> _GIVEN INFORMATION_

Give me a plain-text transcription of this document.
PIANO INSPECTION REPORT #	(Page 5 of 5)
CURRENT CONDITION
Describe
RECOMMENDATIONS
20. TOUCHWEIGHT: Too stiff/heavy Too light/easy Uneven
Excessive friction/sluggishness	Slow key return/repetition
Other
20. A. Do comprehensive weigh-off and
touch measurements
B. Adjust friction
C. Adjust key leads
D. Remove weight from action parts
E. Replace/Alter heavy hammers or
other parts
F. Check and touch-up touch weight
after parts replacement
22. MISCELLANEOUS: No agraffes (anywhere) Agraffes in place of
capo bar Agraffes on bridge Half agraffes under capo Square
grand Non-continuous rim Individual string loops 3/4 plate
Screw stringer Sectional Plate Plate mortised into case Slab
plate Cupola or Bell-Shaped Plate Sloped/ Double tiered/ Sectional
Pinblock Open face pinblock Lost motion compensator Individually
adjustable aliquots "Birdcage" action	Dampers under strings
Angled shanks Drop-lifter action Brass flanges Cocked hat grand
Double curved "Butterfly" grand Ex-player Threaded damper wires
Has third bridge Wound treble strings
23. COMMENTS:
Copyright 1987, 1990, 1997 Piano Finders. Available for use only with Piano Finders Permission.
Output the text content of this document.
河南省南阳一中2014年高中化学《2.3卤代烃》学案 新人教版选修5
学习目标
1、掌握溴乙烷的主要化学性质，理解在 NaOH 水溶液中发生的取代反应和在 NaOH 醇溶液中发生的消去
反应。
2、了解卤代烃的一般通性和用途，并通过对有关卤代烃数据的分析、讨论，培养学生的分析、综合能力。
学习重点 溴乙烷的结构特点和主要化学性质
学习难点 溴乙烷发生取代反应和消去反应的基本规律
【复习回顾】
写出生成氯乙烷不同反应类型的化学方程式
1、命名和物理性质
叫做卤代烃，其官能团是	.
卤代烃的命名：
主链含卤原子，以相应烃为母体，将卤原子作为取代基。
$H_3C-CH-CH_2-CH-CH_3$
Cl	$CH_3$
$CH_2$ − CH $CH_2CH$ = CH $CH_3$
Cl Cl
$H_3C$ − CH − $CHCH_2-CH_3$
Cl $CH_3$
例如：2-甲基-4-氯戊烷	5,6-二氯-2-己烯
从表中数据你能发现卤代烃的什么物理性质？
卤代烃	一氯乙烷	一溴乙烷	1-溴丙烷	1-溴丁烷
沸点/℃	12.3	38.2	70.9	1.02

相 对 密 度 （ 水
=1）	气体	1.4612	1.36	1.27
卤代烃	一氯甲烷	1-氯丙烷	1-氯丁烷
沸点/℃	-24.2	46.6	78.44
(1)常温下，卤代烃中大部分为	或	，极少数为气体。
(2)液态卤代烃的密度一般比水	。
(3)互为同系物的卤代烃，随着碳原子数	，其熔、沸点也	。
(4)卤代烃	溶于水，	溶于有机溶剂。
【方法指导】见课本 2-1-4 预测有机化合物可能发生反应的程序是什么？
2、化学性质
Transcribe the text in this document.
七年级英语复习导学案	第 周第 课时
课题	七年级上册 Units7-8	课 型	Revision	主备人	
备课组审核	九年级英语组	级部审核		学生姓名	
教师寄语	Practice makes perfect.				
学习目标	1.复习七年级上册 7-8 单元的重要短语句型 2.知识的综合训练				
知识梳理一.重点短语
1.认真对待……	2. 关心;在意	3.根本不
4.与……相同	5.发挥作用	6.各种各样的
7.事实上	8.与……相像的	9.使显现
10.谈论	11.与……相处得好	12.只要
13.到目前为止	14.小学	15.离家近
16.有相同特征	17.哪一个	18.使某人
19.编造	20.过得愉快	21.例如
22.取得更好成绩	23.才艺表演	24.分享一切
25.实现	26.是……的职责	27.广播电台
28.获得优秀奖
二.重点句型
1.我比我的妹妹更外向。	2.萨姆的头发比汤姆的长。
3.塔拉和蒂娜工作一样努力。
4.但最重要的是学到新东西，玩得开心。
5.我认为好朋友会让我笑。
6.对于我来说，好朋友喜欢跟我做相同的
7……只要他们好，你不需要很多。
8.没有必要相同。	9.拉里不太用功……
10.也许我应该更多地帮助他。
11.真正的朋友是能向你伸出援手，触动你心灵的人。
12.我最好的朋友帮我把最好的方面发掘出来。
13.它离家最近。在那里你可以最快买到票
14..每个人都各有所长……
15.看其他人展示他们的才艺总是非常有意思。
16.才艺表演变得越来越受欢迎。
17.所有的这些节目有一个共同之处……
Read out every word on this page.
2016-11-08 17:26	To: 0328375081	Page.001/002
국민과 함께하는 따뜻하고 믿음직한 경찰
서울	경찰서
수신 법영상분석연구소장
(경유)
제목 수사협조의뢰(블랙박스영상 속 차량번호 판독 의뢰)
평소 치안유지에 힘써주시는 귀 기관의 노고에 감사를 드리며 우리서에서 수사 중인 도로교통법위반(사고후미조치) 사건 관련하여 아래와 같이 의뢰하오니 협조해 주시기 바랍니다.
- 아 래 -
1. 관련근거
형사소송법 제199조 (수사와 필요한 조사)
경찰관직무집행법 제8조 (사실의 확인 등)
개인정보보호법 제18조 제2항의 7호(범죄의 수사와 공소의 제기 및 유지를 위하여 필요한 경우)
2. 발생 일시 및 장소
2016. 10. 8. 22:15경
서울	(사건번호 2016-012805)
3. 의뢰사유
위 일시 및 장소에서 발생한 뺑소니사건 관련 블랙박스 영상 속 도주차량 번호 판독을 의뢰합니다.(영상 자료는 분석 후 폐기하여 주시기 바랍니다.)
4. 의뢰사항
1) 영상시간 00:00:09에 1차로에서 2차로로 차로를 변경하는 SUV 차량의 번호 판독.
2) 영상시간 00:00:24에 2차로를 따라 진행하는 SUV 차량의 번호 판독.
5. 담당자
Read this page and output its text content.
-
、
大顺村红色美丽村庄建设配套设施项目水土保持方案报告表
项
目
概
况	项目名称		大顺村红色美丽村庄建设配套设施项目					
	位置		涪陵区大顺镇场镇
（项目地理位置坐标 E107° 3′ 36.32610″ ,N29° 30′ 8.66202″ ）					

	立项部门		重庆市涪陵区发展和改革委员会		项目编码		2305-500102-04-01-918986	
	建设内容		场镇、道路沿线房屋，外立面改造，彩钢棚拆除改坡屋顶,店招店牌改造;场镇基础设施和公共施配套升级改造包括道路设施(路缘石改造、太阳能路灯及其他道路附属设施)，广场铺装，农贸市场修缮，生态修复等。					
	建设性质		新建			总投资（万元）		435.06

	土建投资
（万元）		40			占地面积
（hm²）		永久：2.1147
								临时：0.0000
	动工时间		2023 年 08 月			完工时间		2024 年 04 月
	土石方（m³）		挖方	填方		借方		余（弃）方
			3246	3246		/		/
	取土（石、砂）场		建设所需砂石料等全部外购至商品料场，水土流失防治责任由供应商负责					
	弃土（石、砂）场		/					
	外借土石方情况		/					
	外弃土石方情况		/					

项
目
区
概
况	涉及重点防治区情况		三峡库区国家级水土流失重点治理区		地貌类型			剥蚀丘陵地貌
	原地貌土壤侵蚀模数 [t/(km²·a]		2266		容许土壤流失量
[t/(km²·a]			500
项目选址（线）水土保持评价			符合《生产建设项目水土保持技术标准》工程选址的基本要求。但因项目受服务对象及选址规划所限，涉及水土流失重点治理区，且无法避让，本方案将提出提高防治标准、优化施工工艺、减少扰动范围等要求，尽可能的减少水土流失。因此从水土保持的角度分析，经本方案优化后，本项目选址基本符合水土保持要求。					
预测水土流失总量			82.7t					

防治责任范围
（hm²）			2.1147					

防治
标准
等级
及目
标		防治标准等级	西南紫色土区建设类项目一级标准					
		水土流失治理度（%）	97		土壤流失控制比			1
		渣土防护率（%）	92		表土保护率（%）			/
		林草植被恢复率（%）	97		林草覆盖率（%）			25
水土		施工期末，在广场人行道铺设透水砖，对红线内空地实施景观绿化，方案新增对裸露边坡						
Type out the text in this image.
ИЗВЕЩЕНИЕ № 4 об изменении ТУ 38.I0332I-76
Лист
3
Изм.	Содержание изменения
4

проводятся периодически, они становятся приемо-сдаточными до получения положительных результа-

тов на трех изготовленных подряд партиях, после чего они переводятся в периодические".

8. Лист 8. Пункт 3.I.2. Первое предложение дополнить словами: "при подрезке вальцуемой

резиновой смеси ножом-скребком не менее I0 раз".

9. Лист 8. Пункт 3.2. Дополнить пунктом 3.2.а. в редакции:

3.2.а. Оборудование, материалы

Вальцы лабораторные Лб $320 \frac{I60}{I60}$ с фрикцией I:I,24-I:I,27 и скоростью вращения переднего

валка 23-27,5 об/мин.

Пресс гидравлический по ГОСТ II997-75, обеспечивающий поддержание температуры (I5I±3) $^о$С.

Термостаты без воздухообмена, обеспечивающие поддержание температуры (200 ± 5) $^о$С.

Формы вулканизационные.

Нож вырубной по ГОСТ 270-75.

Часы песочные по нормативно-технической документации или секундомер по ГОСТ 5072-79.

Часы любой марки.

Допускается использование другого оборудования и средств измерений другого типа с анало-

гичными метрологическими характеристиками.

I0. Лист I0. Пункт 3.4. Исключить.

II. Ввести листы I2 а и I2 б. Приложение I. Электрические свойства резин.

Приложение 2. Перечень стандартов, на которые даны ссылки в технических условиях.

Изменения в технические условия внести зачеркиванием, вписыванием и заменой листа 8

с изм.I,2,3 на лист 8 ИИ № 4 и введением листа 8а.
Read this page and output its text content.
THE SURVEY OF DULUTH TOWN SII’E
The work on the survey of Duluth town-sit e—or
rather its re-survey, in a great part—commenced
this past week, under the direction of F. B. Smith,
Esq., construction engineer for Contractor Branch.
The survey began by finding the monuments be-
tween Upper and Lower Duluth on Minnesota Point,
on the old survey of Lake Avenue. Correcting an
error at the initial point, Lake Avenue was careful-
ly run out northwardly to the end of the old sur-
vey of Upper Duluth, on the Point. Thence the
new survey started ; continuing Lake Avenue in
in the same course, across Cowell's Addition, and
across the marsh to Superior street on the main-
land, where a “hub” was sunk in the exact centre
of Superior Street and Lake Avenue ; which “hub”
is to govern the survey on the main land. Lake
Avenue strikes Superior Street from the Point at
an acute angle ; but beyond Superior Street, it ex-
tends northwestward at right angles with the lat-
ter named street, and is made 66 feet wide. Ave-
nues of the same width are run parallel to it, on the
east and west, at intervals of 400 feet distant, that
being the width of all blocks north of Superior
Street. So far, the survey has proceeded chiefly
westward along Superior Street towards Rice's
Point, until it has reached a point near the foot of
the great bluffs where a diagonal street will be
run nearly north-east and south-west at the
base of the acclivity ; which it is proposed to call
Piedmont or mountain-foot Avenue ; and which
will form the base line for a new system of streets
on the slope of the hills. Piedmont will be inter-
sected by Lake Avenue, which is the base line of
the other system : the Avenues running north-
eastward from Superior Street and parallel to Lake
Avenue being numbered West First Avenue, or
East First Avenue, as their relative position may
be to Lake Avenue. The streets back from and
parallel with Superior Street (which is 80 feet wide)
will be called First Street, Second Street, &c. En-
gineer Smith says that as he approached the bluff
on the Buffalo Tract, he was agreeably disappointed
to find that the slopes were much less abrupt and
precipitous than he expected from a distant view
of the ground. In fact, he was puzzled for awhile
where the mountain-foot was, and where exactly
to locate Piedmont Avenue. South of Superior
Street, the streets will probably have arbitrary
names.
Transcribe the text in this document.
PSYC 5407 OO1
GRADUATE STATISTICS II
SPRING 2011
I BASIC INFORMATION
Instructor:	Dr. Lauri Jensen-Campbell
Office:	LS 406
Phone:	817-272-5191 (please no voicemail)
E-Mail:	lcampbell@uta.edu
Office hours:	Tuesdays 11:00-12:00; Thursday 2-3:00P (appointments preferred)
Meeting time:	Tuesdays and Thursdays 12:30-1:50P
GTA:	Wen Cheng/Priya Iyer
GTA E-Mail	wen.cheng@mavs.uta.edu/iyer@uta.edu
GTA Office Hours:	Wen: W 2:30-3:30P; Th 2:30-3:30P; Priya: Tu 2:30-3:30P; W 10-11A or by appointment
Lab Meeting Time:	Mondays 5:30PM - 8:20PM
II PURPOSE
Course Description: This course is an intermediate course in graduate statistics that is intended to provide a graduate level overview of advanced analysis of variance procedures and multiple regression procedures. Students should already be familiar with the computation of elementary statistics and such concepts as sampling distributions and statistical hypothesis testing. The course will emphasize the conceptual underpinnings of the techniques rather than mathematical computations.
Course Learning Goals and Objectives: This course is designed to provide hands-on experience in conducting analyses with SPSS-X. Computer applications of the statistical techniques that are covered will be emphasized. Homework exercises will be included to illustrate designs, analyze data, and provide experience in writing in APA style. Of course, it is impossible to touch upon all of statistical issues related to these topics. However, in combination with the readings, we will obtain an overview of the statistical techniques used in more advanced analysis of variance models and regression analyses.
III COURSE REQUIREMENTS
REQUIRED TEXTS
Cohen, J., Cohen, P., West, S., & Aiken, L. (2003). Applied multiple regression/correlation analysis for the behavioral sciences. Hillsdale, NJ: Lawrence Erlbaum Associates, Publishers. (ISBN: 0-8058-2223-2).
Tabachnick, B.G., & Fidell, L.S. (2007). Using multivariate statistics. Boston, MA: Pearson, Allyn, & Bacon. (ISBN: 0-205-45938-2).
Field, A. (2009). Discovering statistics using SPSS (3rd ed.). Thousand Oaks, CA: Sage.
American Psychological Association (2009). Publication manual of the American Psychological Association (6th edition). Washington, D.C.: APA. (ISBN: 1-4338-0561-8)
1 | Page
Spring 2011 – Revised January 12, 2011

> _PROBLEM STATEMENT_
Check each line above for the word "parallel" and copy the ones that have it.

> _SOLUTION TO THIS EXERCISE_
nues of the same width are run parallel to it, on the
eastward from Superior Street and parallel to Lake
parallel with Superior Street (which is 80 feet wide)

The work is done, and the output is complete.